Directions.
What is the number of lines containing the string "JSON"? Answer with the number only.

Figure content listings.
■ ■ ■ ■ ■ ■ ■

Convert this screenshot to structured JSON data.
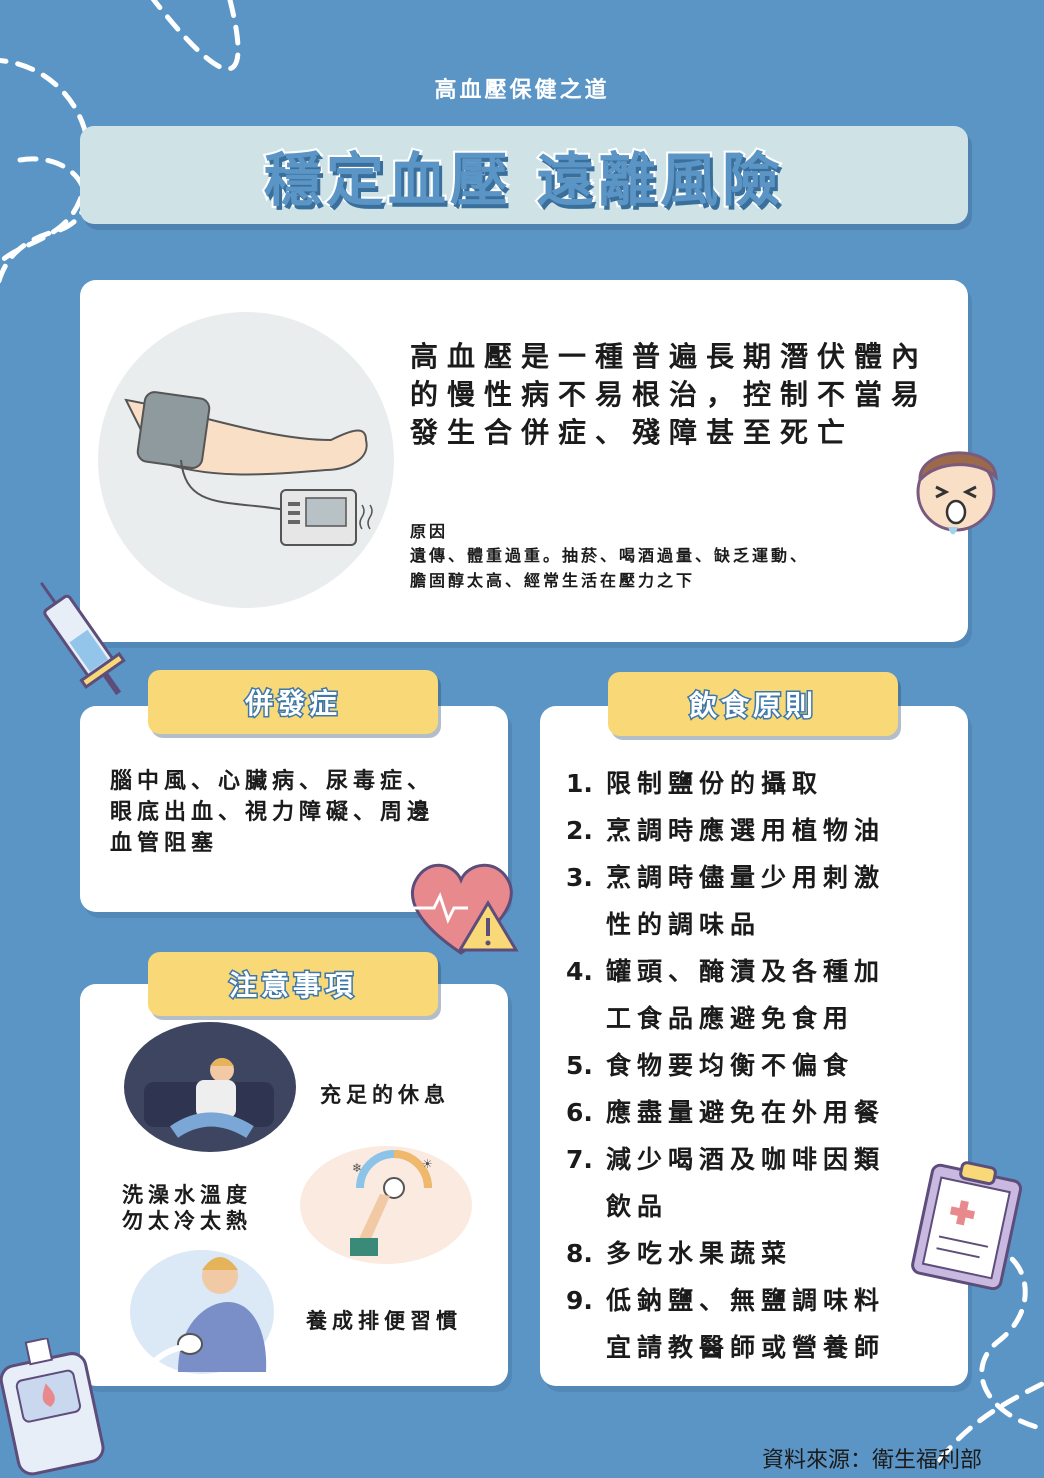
{
  "header": {
    "subtitle": "高血壓保健之道",
    "title": "穩定血壓 遠離風險"
  },
  "intro": {
    "lines": [
      "高血壓是一種普遍長期潛伏體內",
      "的慢性病不易根治，控制不當易",
      "發生合併症、殘障甚至死亡"
    ],
    "cause_label": "原因",
    "cause_lines": [
      "遺傳、體重過重。抽菸、喝酒過量、缺乏運動、",
      "膽固醇太高、經常生活在壓力之下"
    ]
  },
  "complications": {
    "label": "併發症",
    "lines": [
      "腦中風、心臟病、尿毒症、",
      "眼底出血、視力障礙、周邊",
      "血管阻塞"
    ]
  },
  "notes": {
    "label": "注意事項",
    "rest": "充足的休息",
    "bath": [
      "洗澡水溫度",
      "勿太冷太熱"
    ],
    "habit": "養成排便習慣"
  },
  "diet": {
    "label": "飲食原則",
    "items": [
      {
        "num": "1.",
        "lines": [
          "限制鹽份的攝取"
        ]
      },
      {
        "num": "2.",
        "lines": [
          "烹調時應選用植物油"
        ]
      },
      {
        "num": "3.",
        "lines": [
          "烹調時儘量少用刺激",
          "性的調味品"
        ]
      },
      {
        "num": "4.",
        "lines": [
          "罐頭、醃漬及各種加",
          "工食品應避免食用"
        ]
      },
      {
        "num": "5.",
        "lines": [
          "食物要均衡不偏食"
        ]
      },
      {
        "num": "6.",
        "lines": [
          "應盡量避免在外用餐"
        ]
      },
      {
        "num": "7.",
        "lines": [
          "減少喝酒及咖啡因類",
          "飲品"
        ]
      },
      {
        "num": "8.",
        "lines": [
          "多吃水果蔬菜"
        ]
      },
      {
        "num": "9.",
        "lines": [
          "低鈉鹽、無鹽調味料",
          "宜請教醫師或營養師"
        ]
      }
    ]
  },
  "source": "資料來源：衛生福利部",
  "colors": {
    "background": "#5b95c5",
    "title_box": "#cfe3e6",
    "tag": "#f8d877",
    "card": "#ffffff"
  }
}
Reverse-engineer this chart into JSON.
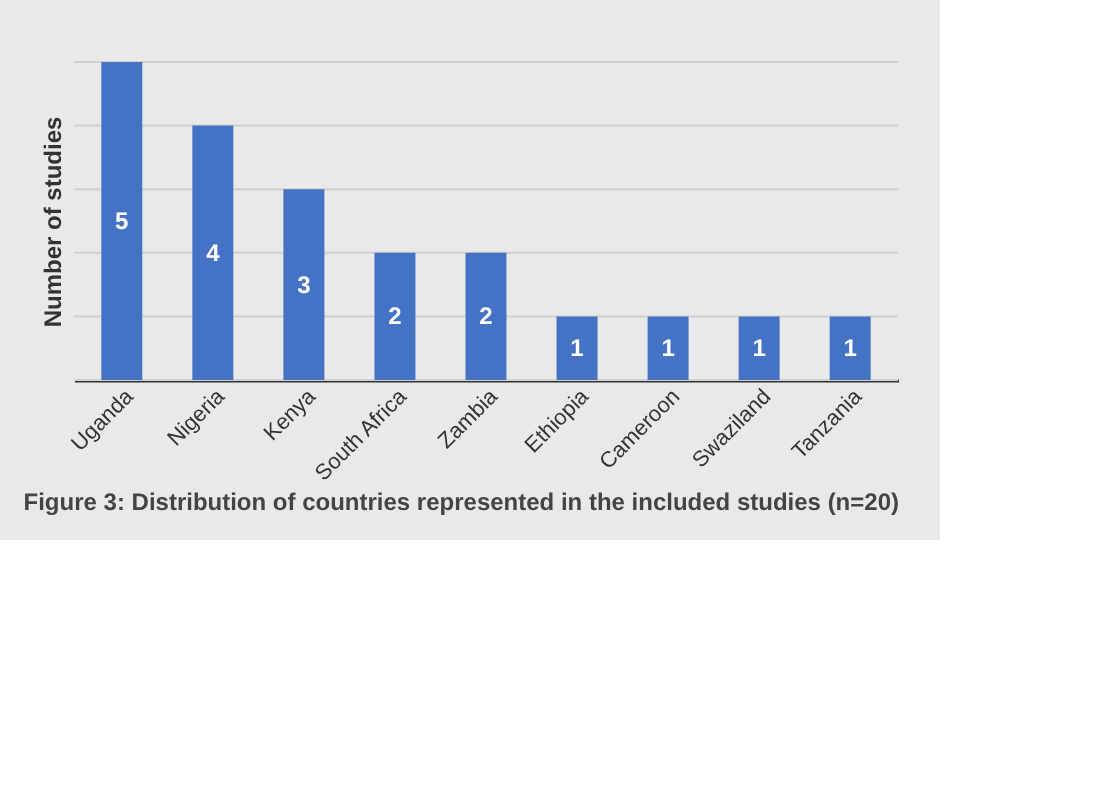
{
  "chart_data": {
    "type": "bar",
    "ylabel": "Number of studies",
    "categories": [
      "Uganda",
      "Nigeria",
      "Kenya",
      "South Africa",
      "Zambia",
      "Ethiopia",
      "Cameroon",
      "Swaziland",
      "Tanzania"
    ],
    "values": [
      5,
      4,
      3,
      2,
      2,
      1,
      1,
      1,
      1
    ],
    "color": "#4472c4",
    "ylim": [
      0,
      5
    ],
    "yticks": [
      {
        "value": 0,
        "label": null
      },
      {
        "value": 1,
        "label": null
      },
      {
        "value": 2,
        "label": null
      },
      {
        "value": 3,
        "label": null
      },
      {
        "value": 4,
        "label": null
      },
      {
        "value": 5,
        "label": null
      }
    ],
    "grid": "y",
    "tick_labels": "x",
    "data_labels": true,
    "annotations": [
      "Figure 3: Distribution of countries represented in the included studies (n=20)"
    ]
  }
}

■ ■ ■ ■ ■ ■ ■

Worked solution.
2